=== Source material ===
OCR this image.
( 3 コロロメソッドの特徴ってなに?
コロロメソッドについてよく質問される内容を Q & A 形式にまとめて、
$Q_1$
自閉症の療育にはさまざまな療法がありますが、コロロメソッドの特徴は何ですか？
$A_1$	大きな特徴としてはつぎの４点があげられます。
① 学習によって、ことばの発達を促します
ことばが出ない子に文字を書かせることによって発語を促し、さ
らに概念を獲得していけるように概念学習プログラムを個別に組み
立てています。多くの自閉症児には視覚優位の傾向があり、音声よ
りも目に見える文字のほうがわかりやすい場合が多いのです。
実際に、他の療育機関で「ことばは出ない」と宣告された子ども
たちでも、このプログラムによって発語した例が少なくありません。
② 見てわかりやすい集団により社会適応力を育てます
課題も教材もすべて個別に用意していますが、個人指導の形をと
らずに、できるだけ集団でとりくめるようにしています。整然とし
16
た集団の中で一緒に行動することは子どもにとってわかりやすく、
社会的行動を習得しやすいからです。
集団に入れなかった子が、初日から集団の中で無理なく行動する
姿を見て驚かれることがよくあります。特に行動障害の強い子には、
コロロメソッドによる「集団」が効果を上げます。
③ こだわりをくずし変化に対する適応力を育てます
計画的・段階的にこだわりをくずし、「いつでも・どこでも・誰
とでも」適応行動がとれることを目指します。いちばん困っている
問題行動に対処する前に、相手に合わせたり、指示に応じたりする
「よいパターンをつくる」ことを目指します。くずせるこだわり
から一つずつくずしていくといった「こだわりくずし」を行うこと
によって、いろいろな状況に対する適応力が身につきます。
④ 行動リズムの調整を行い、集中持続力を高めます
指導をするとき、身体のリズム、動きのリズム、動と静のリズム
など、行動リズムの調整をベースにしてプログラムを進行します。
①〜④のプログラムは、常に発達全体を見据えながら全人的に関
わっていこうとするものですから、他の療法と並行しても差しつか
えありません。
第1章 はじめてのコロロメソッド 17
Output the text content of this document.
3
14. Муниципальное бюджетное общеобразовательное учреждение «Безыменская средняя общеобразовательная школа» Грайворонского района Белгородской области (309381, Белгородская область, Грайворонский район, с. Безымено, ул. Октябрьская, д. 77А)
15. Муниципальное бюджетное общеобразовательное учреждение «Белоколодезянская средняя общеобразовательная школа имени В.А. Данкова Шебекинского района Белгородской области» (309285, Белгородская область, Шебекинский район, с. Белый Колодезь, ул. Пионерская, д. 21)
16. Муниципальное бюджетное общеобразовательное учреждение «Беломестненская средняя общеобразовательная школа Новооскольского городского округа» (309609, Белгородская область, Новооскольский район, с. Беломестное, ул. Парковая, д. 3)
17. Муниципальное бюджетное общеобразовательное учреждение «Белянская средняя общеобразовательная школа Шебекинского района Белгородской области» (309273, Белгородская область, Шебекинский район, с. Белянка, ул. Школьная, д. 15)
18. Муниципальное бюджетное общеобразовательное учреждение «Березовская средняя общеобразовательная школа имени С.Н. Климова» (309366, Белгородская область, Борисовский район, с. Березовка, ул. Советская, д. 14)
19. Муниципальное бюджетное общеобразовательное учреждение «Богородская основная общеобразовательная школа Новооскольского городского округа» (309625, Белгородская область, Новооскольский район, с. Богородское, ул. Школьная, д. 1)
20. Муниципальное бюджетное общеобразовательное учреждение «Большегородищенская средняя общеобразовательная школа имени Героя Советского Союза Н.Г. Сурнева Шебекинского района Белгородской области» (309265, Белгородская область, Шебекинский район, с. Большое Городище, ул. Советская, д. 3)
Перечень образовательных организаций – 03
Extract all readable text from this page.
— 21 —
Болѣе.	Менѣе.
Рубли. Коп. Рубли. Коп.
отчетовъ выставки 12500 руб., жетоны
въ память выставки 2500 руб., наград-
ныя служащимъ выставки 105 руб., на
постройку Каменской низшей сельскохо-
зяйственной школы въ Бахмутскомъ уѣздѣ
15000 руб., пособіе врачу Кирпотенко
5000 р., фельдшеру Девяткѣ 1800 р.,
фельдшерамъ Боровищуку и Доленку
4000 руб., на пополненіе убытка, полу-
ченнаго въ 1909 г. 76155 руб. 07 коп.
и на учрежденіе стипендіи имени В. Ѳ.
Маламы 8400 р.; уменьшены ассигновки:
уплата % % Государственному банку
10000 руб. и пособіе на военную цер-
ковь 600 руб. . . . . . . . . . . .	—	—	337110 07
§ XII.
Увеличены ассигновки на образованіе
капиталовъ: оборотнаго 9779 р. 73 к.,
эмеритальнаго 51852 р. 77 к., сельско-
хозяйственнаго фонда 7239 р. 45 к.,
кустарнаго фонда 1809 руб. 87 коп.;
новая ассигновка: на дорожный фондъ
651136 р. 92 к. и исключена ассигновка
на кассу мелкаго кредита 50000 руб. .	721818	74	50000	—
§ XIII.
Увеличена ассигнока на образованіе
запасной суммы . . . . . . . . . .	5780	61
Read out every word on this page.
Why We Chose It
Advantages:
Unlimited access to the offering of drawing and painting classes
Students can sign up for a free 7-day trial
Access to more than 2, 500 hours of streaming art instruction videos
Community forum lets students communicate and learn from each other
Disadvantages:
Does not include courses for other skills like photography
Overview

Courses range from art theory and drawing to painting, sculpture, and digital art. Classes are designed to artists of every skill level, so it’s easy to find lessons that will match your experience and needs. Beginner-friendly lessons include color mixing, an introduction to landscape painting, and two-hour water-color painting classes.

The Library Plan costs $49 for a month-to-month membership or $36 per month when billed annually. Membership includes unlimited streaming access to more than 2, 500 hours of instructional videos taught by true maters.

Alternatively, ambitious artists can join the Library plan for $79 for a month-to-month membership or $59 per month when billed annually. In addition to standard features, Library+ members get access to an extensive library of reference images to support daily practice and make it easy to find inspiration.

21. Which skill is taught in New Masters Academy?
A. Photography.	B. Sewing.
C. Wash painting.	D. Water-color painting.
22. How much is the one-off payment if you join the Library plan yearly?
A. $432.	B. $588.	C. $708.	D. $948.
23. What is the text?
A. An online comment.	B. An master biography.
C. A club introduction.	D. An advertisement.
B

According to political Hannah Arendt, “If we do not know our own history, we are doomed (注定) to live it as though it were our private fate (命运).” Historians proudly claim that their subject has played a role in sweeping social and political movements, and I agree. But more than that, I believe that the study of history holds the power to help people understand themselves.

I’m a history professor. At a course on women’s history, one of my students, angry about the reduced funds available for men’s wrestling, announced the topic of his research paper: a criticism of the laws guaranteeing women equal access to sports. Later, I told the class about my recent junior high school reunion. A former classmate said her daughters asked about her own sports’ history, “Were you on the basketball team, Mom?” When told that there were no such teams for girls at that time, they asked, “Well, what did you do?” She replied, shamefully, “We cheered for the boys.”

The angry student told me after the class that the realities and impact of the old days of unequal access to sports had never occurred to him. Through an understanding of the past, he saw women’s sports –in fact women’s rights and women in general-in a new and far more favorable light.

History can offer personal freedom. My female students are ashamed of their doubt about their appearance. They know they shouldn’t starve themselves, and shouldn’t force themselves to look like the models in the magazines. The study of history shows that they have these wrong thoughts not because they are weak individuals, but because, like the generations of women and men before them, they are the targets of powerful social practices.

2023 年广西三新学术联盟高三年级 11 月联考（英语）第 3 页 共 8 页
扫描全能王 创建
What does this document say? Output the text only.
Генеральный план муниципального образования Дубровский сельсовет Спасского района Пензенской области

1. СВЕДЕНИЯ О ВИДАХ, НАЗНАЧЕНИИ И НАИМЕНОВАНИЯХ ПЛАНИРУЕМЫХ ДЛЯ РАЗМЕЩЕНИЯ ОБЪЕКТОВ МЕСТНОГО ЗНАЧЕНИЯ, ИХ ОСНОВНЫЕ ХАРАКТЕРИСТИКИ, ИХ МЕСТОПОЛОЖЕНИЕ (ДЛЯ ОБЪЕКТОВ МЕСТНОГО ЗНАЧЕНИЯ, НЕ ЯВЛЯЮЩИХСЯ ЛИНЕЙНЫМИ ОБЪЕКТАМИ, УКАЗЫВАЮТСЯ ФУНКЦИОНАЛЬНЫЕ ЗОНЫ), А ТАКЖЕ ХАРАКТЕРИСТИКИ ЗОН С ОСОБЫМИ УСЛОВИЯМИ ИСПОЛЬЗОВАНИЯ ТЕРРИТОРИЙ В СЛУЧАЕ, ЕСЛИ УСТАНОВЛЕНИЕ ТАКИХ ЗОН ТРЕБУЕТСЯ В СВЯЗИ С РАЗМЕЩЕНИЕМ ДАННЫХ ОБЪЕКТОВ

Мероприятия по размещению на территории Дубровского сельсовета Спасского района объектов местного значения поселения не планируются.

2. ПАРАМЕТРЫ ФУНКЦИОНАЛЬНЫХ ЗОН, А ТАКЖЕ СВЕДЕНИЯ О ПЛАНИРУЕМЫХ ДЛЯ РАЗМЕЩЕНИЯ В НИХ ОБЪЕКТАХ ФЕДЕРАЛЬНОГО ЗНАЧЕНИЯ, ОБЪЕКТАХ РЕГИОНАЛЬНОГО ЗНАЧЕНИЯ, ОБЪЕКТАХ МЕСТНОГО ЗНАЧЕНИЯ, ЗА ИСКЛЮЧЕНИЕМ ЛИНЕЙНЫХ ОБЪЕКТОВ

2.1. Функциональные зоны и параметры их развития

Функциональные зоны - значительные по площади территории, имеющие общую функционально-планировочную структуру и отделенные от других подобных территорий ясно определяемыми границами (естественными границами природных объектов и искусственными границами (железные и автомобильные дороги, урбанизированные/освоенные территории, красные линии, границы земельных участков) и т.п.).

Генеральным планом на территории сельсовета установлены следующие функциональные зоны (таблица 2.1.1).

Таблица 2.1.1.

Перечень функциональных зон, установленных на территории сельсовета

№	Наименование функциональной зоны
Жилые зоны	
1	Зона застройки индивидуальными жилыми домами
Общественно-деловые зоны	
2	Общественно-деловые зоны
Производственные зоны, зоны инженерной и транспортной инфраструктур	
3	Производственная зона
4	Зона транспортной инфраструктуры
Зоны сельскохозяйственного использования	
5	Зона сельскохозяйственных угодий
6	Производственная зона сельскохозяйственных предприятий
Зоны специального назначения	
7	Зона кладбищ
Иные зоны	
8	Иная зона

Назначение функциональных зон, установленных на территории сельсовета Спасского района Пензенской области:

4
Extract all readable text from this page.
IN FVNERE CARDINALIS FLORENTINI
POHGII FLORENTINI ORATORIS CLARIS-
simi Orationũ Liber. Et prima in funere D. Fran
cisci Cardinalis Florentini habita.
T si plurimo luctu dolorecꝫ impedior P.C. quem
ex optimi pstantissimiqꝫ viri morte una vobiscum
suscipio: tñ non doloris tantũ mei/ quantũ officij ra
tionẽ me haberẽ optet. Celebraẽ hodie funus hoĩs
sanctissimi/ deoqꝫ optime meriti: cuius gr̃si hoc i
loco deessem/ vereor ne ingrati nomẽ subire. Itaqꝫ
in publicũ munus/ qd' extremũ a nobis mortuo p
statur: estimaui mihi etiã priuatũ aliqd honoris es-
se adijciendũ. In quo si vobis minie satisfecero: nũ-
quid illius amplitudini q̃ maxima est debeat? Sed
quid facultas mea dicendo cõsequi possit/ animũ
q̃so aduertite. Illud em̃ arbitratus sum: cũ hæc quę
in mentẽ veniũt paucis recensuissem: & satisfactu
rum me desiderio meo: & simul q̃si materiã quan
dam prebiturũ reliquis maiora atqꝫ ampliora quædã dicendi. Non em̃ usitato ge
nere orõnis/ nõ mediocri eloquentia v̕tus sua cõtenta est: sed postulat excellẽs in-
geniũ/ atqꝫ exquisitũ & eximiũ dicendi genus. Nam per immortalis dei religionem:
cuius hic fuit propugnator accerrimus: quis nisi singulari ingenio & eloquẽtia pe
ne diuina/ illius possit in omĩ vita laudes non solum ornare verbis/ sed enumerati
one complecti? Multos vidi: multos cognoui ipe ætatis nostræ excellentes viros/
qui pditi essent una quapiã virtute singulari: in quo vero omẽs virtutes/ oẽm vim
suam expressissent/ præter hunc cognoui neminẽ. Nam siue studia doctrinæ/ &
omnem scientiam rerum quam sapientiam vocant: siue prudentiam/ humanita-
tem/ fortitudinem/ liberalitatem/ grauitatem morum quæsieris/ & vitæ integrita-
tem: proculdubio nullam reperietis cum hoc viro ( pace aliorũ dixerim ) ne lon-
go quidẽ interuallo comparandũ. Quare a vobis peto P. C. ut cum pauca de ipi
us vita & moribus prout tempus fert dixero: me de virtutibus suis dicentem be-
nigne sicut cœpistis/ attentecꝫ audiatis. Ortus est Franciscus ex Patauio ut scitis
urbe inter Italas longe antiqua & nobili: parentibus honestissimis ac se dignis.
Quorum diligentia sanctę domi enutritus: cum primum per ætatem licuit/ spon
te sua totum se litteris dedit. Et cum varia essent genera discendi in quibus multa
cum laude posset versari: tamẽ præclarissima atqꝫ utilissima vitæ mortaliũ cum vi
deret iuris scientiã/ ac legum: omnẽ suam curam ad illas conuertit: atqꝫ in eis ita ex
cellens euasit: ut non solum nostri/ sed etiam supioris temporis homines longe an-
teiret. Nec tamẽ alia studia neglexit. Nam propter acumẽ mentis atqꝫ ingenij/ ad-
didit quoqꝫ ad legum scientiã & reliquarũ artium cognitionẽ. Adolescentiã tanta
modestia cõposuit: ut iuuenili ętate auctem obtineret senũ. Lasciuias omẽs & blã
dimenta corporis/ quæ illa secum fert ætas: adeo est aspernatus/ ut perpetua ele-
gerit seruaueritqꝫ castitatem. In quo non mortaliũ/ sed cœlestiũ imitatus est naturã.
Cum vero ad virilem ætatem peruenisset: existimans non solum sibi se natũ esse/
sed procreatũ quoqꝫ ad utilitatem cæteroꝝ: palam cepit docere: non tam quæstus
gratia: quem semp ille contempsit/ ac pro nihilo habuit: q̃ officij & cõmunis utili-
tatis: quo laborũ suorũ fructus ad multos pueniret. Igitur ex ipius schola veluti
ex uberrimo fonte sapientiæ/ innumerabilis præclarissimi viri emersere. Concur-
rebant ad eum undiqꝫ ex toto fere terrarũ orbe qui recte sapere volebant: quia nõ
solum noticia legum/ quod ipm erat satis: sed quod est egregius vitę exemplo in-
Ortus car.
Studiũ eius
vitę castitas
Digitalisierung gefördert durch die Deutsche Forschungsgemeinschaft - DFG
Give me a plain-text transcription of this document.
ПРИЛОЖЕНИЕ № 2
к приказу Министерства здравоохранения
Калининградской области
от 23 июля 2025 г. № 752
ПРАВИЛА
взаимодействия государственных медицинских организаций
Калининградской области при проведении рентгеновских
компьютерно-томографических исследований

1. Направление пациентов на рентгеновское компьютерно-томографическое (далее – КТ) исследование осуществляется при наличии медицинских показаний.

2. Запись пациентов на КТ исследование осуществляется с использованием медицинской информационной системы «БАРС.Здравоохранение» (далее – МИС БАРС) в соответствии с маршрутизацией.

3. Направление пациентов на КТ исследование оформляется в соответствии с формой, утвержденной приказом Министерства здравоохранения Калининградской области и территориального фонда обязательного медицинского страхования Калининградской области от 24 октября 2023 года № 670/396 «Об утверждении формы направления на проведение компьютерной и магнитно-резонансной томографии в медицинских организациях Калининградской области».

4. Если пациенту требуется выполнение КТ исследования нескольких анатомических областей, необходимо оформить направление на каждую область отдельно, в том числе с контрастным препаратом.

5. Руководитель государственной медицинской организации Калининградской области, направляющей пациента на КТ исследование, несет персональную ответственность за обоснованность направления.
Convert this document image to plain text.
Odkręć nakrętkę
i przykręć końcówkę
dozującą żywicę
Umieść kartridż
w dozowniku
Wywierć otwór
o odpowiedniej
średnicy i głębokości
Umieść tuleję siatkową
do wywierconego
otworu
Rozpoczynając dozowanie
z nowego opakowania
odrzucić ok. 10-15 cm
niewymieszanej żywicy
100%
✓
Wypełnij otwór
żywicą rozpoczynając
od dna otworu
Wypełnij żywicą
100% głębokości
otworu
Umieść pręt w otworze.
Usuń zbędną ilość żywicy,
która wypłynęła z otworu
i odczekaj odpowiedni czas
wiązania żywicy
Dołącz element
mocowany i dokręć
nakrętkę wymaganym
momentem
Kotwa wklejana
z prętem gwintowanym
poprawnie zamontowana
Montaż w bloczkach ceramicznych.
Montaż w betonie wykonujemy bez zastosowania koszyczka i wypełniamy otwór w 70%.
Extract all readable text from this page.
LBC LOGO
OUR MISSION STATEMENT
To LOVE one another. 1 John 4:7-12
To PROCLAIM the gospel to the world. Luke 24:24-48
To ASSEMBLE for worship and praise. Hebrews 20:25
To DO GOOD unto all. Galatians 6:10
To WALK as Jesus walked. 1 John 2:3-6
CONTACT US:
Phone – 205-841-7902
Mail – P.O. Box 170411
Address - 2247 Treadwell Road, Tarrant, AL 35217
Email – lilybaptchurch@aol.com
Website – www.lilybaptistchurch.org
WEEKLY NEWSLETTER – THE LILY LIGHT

=== Given instruction ===
Your task is to collect every line above that contains the word "ætatem".

=== Answer to the exercise ===
Quorum diligentia sanctę domi enutritus: cum primum per ætatem licuit/ spon
Cum vero ad virilem ætatem peruenisset: existimans non solum sibi se natũ esse/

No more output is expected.